GOAL OF THE EXERCISE
Collect all the lines that mention the word "Computers".

— Start THE DATA —

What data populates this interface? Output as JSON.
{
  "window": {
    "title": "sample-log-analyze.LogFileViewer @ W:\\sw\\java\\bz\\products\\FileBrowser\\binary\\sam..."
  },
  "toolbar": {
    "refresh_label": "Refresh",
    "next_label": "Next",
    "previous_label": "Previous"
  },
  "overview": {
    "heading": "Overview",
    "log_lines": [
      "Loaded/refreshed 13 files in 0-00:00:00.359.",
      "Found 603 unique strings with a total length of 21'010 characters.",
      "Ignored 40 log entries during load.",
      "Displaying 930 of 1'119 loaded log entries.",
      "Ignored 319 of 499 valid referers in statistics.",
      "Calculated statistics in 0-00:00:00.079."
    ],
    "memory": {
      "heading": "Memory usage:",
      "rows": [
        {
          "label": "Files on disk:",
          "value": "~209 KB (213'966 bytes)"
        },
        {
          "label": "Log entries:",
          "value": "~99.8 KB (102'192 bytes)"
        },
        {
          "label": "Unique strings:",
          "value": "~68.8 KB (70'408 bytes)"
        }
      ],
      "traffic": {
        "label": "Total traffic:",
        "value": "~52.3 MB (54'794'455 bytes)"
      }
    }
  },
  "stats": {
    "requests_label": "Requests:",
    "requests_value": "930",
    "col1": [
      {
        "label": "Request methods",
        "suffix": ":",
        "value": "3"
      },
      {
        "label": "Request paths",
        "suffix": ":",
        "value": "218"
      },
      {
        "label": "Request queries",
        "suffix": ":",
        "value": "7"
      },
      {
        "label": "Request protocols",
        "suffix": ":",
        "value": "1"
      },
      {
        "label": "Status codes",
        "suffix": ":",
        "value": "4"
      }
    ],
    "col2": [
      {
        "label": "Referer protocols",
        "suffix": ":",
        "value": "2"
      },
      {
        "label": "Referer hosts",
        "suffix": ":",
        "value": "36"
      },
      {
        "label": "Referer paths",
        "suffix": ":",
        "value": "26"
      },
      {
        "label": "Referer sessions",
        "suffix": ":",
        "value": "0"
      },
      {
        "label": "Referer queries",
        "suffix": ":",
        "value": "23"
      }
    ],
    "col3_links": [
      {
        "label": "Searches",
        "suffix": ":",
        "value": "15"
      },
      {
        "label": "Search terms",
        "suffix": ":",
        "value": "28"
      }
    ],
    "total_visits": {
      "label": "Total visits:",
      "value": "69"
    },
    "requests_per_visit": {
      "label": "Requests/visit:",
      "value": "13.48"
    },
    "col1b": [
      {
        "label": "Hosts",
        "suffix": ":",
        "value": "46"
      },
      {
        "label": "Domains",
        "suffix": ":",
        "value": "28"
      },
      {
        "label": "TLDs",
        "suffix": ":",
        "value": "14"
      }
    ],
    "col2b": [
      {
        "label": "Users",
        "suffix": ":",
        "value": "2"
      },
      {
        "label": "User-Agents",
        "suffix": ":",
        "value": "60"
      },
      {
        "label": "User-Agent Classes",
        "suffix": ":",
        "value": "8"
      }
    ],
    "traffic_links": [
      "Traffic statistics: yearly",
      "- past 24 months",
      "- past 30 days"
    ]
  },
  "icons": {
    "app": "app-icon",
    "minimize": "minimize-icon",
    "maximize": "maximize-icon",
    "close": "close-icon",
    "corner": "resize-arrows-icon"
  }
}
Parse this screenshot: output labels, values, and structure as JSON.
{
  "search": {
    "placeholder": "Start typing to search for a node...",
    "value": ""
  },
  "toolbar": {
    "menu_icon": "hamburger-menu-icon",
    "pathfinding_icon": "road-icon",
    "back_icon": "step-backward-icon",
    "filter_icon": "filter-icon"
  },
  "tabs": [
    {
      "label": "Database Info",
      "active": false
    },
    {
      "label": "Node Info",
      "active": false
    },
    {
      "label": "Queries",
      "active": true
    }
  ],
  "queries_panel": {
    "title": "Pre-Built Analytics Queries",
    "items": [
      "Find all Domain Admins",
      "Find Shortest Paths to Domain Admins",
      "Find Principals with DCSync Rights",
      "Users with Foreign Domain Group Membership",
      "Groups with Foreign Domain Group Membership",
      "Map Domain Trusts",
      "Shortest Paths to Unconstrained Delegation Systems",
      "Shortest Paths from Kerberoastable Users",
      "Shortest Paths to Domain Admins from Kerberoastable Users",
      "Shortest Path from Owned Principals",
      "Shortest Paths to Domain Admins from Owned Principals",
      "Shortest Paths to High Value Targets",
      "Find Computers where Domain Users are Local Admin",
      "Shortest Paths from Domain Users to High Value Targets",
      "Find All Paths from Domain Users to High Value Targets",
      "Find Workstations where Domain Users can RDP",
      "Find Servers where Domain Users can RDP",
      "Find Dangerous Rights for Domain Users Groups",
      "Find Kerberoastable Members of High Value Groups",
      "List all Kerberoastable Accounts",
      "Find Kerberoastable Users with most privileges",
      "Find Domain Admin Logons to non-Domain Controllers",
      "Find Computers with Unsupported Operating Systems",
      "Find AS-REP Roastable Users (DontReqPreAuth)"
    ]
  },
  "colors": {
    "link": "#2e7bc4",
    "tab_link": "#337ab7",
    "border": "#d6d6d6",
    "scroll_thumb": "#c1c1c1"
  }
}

— End THE DATA —
— Start THE DATA —

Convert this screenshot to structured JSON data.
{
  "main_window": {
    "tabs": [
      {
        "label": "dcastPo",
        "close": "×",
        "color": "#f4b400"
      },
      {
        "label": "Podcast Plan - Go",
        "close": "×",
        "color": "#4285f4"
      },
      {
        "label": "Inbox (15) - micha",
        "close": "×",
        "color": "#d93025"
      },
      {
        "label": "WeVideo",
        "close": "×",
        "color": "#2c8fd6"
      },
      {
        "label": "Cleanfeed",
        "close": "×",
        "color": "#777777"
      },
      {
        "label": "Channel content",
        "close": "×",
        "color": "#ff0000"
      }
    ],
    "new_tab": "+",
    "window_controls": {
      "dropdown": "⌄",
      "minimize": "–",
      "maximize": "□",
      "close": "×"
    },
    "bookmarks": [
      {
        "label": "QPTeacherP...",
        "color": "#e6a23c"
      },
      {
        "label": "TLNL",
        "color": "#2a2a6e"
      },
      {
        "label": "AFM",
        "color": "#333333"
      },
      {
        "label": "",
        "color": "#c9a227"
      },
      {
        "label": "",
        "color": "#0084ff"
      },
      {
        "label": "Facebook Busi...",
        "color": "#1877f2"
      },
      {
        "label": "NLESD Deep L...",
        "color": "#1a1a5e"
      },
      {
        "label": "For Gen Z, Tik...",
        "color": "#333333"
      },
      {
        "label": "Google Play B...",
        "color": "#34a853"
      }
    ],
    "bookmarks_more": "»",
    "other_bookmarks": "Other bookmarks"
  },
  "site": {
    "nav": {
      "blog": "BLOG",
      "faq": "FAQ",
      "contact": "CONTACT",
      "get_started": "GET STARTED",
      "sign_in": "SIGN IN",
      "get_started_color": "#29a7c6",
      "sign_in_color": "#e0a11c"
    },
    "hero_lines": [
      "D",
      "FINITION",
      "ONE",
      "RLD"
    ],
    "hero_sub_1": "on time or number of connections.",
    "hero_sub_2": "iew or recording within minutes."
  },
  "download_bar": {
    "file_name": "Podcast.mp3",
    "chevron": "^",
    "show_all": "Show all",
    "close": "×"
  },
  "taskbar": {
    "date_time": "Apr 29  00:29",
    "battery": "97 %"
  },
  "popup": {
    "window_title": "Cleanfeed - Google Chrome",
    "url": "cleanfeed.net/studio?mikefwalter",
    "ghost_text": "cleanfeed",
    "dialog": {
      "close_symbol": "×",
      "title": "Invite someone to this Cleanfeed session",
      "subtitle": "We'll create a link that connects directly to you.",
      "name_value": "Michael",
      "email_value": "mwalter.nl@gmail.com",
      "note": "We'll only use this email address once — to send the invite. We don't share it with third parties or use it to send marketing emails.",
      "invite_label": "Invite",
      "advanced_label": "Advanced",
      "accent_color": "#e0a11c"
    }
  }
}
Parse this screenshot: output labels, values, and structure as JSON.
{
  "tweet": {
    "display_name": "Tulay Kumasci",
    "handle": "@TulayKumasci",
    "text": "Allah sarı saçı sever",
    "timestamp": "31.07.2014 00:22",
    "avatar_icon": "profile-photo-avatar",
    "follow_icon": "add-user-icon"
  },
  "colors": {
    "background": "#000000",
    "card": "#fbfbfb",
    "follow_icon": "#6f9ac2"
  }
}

— End THE DATA —

EXERCISE RESPONSE
      "Find Computers where Domain Users are Local Admin",
      "Find Computers with Unsupported Operating Systems",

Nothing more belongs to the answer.